Items from a dataset

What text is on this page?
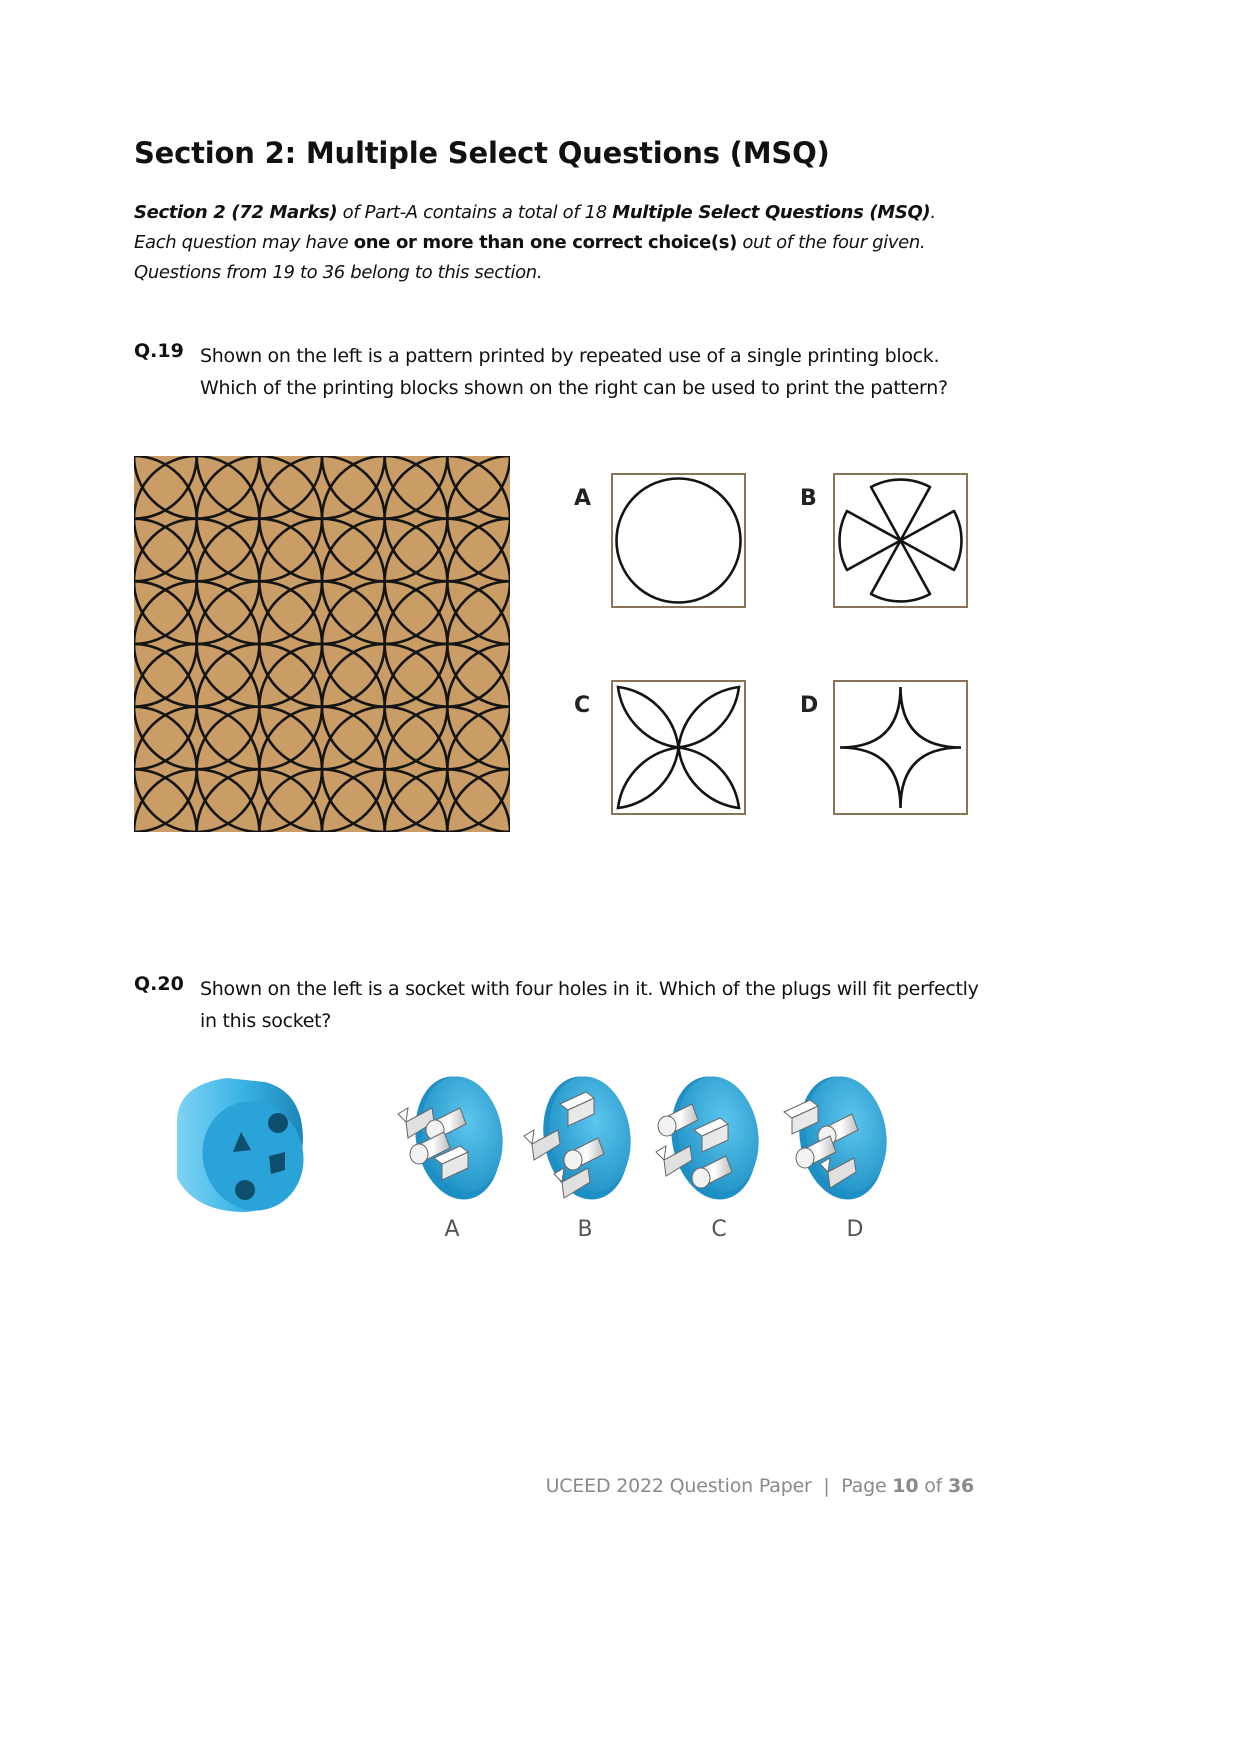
Section 2: Multiple Select Questions (MSQ)
Section 2 (72 Marks) of Part-A contains a total of 18 Multiple Select Questions (MSQ). Each question may have one or more than one correct choice(s) out of the four given. Questions from 19 to 36 belong to this section.
Q.19 Shown on the left is a pattern printed by repeated use of a single printing block. Which of the printing blocks shown on the right can be used to print the pattern?
A	B
C	D
Q.20 Shown on the left is a socket with four holes in it. Which of the plugs will fit perfectly in this socket?
A	B	C	D
UCEED 2022 Question Paper | Page 10 of 36
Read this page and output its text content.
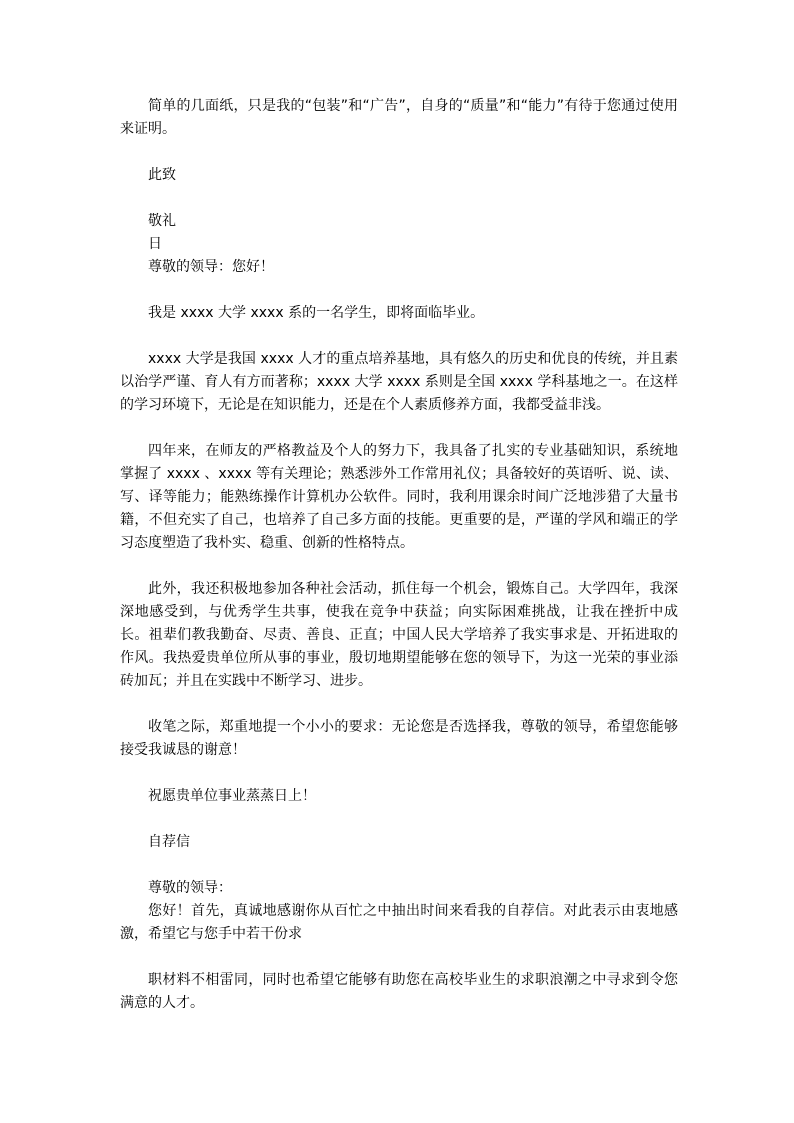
简单的几面纸，只是我的“包装”和“广告”，自身的“质量”和“能力”有待于您通过使用来证明。

此致

敬礼

日

尊敬的领导：您好！

我是 xxxx 大学 xxxx 系的一名学生，即将面临毕业。

xxxx 大学是我国 xxxx 人才的重点培养基地，具有悠久的历史和优良的传统，并且素以治学严谨、育人有方而著称；xxxx 大学 xxxx 系则是全国 xxxx 学科基地之一。在这样的学习环境下，无论是在知识能力，还是在个人素质修养方面，我都受益非浅。

四年来，在师友的严格教益及个人的努力下，我具备了扎实的专业基础知识，系统地掌握了 xxxx 、xxxx 等有关理论；熟悉涉外工作常用礼仪；具备较好的英语听、说、读、写、译等能力；能熟练操作计算机办公软件。同时，我利用课余时间广泛地涉猎了大量书籍，不但充实了自己，也培养了自己多方面的技能。更重要的是，严谨的学风和端正的学习态度塑造了我朴实、稳重、创新的性格特点。

此外，我还积极地参加各种社会活动，抓住每一个机会，锻炼自己。大学四年，我深深地感受到，与优秀学生共事，使我在竞争中获益；向实际困难挑战，让我在挫折中成长。祖辈们教我勤奋、尽责、善良、正直；中国人民大学培养了我实事求是、开拓进取的作风。我热爱贵单位所从事的事业，殷切地期望能够在您的领导下，为这一光荣的事业添砖加瓦；并且在实践中不断学习、进步。

收笔之际，郑重地提一个小小的要求：无论您是否选择我，尊敬的领导，希望您能够接受我诚恳的谢意！

祝愿贵单位事业蒸蒸日上！

自荐信

尊敬的领导：

您好！首先，真诚地感谢你从百忙之中抽出时间来看我的自荐信。对此表示由衷地感激，希望它与您手中若干份求

职材料不相雷同，同时也希望它能够有助您在高校毕业生的求职浪潮之中寻求到令您满意的人才。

What the exercise asks
Pictures stay out; repeat all the rest of the records exactly.

Worked solution
What text is on this page?
Section 2: Multiple Select Questions (MSQ)
Section 2 (72 Marks) of Part-A contains a total of 18 Multiple Select Questions (MSQ). Each question may have one or more than one correct choice(s) out of the four given. Questions from 19 to 36 belong to this section.
Q.19 Shown on the left is a pattern printed by repeated use of a single printing block. Which of the printing blocks shown on the right can be used to print the pattern?
A	B
C	D
Q.20 Shown on the left is a socket with four holes in it. Which of the plugs will fit perfectly in this socket?
A	B	C	D
UCEED 2022 Question Paper | Page 10 of 36
Read this page and output its text content.
简单的几面纸，只是我的“包装”和“广告”，自身的“质量”和“能力”有待于您通过使用来证明。

此致

敬礼

日

尊敬的领导：您好！

我是 xxxx 大学 xxxx 系的一名学生，即将面临毕业。

xxxx 大学是我国 xxxx 人才的重点培养基地，具有悠久的历史和优良的传统，并且素以治学严谨、育人有方而著称；xxxx 大学 xxxx 系则是全国 xxxx 学科基地之一。在这样的学习环境下，无论是在知识能力，还是在个人素质修养方面，我都受益非浅。

四年来，在师友的严格教益及个人的努力下，我具备了扎实的专业基础知识，系统地掌握了 xxxx 、xxxx 等有关理论；熟悉涉外工作常用礼仪；具备较好的英语听、说、读、写、译等能力；能熟练操作计算机办公软件。同时，我利用课余时间广泛地涉猎了大量书籍，不但充实了自己，也培养了自己多方面的技能。更重要的是，严谨的学风和端正的学习态度塑造了我朴实、稳重、创新的性格特点。

此外，我还积极地参加各种社会活动，抓住每一个机会，锻炼自己。大学四年，我深深地感受到，与优秀学生共事，使我在竞争中获益；向实际困难挑战，让我在挫折中成长。祖辈们教我勤奋、尽责、善良、正直；中国人民大学培养了我实事求是、开拓进取的作风。我热爱贵单位所从事的事业，殷切地期望能够在您的领导下，为这一光荣的事业添砖加瓦；并且在实践中不断学习、进步。

收笔之际，郑重地提一个小小的要求：无论您是否选择我，尊敬的领导，希望您能够接受我诚恳的谢意！

祝愿贵单位事业蒸蒸日上！

自荐信

尊敬的领导：

您好！首先，真诚地感谢你从百忙之中抽出时间来看我的自荐信。对此表示由衷地感激，希望它与您手中若干份求

职材料不相雷同，同时也希望它能够有助您在高校毕业生的求职浪潮之中寻求到令您满意的人才。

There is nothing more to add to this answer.